§ Your objective
Return every line below in which "this" appears.

START

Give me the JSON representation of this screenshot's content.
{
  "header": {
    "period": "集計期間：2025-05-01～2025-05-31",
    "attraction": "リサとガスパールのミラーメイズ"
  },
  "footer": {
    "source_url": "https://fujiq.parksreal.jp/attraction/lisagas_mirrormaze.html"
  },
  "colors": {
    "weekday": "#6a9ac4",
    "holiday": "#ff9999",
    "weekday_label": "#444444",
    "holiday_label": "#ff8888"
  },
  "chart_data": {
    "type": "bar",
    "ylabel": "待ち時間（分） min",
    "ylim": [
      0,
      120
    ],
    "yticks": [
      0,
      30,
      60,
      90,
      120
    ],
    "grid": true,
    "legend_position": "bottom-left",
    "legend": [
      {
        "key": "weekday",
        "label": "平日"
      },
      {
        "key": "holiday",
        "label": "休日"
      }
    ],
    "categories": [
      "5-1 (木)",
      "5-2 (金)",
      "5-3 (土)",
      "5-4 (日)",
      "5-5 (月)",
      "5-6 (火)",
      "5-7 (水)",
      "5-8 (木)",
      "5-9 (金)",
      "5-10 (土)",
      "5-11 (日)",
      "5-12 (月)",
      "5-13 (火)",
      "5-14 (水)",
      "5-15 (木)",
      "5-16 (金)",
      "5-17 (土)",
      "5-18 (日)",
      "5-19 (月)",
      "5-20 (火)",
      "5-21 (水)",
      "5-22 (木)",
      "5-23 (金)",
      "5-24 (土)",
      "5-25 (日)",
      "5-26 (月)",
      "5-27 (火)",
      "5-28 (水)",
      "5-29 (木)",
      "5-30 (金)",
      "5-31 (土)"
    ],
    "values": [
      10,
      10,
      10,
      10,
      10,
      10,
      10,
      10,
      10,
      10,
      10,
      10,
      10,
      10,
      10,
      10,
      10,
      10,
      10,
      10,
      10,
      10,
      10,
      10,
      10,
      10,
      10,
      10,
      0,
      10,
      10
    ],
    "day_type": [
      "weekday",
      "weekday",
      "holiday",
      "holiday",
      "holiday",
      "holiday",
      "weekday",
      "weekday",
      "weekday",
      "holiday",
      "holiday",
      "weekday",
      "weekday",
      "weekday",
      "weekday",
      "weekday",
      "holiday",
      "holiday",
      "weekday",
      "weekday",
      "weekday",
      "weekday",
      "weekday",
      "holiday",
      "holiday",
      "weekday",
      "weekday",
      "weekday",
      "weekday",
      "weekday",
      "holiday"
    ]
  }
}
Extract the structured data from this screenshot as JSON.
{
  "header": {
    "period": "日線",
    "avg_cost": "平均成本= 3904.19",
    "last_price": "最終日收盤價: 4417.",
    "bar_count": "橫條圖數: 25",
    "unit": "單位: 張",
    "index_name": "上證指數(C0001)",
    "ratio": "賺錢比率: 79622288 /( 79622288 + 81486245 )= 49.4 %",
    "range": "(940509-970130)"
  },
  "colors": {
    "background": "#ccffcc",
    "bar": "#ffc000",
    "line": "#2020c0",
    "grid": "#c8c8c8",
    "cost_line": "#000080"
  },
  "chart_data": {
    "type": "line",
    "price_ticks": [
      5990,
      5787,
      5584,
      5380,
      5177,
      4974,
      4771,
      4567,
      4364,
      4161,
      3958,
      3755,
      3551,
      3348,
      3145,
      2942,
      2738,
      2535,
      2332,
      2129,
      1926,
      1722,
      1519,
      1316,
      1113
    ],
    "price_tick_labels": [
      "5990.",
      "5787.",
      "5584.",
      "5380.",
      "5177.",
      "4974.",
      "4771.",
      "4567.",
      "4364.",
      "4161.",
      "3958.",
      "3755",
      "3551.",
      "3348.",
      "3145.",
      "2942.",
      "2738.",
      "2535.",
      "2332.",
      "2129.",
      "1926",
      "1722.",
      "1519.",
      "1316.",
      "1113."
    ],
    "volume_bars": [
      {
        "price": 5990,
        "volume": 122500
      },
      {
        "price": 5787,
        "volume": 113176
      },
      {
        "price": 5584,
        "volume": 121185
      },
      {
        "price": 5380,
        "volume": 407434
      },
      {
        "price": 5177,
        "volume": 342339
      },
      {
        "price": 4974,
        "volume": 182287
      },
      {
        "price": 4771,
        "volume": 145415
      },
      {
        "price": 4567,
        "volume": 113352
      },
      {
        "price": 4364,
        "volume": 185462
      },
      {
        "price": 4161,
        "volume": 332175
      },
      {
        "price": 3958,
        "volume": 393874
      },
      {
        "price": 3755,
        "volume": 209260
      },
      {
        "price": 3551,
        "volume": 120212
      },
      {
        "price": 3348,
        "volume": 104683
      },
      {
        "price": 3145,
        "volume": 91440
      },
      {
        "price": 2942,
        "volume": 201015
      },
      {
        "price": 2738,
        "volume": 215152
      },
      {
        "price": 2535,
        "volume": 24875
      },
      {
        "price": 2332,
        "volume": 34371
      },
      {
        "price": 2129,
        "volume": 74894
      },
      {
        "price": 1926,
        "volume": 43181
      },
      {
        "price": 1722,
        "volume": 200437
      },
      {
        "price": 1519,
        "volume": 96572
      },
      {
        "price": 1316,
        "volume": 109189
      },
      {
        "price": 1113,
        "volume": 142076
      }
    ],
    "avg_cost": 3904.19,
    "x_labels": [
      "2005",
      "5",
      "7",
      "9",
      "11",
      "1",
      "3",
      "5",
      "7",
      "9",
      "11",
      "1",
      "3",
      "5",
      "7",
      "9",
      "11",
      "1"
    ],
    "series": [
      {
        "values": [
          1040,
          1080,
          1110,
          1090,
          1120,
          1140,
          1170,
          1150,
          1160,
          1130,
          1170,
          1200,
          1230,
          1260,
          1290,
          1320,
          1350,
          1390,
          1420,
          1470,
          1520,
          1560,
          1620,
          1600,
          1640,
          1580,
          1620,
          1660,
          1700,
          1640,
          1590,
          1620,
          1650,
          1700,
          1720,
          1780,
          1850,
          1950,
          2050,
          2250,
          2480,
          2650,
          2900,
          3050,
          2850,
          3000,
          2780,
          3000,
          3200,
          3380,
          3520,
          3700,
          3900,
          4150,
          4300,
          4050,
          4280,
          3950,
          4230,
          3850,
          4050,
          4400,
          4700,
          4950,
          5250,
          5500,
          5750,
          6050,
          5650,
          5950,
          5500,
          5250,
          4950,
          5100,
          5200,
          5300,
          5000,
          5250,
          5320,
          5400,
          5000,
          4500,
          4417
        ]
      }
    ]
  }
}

END

§ Correct answer
Give me the JSON representation of this screenshot's content.
Extract the structured data from this screenshot as JSON.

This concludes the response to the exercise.